## Start

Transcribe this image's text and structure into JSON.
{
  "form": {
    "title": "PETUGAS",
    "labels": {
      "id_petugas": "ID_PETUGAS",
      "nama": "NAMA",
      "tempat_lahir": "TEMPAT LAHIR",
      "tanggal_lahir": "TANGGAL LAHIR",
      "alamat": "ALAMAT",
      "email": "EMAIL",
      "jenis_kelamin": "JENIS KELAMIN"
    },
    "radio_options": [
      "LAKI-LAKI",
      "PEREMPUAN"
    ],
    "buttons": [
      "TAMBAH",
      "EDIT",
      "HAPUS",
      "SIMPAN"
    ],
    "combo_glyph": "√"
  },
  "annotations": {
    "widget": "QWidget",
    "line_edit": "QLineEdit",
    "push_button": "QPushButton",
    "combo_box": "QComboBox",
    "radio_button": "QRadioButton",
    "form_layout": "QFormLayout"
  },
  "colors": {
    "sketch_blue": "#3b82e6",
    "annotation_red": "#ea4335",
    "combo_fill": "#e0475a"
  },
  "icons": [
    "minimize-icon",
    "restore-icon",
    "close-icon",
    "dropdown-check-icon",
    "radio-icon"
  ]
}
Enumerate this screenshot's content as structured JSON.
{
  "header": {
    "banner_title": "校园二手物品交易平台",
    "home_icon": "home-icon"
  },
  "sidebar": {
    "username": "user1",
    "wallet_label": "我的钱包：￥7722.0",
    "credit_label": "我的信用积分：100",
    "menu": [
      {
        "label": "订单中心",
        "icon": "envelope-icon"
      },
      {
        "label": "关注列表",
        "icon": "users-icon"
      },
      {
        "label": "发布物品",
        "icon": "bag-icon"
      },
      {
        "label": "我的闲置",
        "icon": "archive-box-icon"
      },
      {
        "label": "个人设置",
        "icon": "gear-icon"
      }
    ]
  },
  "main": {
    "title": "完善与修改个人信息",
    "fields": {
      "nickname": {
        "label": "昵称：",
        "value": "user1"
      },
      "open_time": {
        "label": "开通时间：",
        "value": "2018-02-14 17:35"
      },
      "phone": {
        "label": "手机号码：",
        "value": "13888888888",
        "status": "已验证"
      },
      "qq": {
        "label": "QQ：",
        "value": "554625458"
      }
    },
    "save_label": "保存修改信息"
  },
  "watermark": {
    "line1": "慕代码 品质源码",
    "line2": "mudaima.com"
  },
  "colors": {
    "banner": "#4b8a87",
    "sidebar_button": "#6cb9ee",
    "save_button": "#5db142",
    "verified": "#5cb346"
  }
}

## End

• [Your goal]: Transcribe all of the material exactly. Omit nothing.

• [Task response]:
Transcribe this image's text and structure into JSON.
{
  "form": {
    "title": "PETUGAS",
    "labels": {
      "id_petugas": "ID_PETUGAS",
      "nama": "NAMA",
      "tempat_lahir": "TEMPAT LAHIR",
      "tanggal_lahir": "TANGGAL LAHIR",
      "alamat": "ALAMAT",
      "email": "EMAIL",
      "jenis_kelamin": "JENIS KELAMIN"
    },
    "radio_options": [
      "LAKI-LAKI",
      "PEREMPUAN"
    ],
    "buttons": [
      "TAMBAH",
      "EDIT",
      "HAPUS",
      "SIMPAN"
    ],
    "combo_glyph": "√"
  },
  "annotations": {
    "widget": "QWidget",
    "line_edit": "QLineEdit",
    "push_button": "QPushButton",
    "combo_box": "QComboBox",
    "radio_button": "QRadioButton",
    "form_layout": "QFormLayout"
  },
  "colors": {
    "sketch_blue": "#3b82e6",
    "annotation_red": "#ea4335",
    "combo_fill": "#e0475a"
  },
  "icons": [
    "minimize-icon",
    "restore-icon",
    "close-icon",
    "dropdown-check-icon",
    "radio-icon"
  ]
}
Enumerate this screenshot's content as structured JSON.
{
  "header": {
    "banner_title": "校园二手物品交易平台",
    "home_icon": "home-icon"
  },
  "sidebar": {
    "username": "user1",
    "wallet_label": "我的钱包：￥7722.0",
    "credit_label": "我的信用积分：100",
    "menu": [
      {
        "label": "订单中心",
        "icon": "envelope-icon"
      },
      {
        "label": "关注列表",
        "icon": "users-icon"
      },
      {
        "label": "发布物品",
        "icon": "bag-icon"
      },
      {
        "label": "我的闲置",
        "icon": "archive-box-icon"
      },
      {
        "label": "个人设置",
        "icon": "gear-icon"
      }
    ]
  },
  "main": {
    "title": "完善与修改个人信息",
    "fields": {
      "nickname": {
        "label": "昵称：",
        "value": "user1"
      },
      "open_time": {
        "label": "开通时间：",
        "value": "2018-02-14 17:35"
      },
      "phone": {
        "label": "手机号码：",
        "value": "13888888888",
        "status": "已验证"
      },
      "qq": {
        "label": "QQ：",
        "value": "554625458"
      }
    },
    "save_label": "保存修改信息"
  },
  "watermark": {
    "line1": "慕代码 品质源码",
    "line2": "mudaima.com"
  },
  "colors": {
    "banner": "#4b8a87",
    "sidebar_button": "#6cb9ee",
    "save_button": "#5db142",
    "verified": "#5cb346"
  }
}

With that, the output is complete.